Bring together all lines of the material below that contain the string "basics".

**** THE INPUT ****

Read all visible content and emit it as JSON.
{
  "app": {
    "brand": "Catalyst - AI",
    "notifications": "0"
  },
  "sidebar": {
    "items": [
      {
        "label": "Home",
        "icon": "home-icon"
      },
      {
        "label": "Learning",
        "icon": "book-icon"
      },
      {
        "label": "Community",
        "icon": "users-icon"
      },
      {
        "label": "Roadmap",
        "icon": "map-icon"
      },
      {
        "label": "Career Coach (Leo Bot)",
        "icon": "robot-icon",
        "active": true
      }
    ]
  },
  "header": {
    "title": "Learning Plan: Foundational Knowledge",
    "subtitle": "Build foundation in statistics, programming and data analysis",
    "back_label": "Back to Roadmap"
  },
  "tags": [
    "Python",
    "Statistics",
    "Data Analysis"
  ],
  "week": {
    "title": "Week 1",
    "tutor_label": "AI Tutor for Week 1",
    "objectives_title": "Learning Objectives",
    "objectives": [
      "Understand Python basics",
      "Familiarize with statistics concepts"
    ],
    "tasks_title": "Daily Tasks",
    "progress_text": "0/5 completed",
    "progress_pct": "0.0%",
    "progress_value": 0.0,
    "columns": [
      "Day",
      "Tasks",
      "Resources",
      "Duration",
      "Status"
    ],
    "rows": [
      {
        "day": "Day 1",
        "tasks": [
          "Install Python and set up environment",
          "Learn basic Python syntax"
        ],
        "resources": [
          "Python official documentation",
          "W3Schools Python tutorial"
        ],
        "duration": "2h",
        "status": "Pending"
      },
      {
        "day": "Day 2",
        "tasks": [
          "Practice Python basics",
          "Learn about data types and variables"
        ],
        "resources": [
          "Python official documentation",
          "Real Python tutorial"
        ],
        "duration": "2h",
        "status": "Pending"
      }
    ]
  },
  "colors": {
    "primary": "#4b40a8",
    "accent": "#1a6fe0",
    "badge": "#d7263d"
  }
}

****

PROBLEM SOLUTION =>
      "Understand Python basics",
          "Practice Python basics",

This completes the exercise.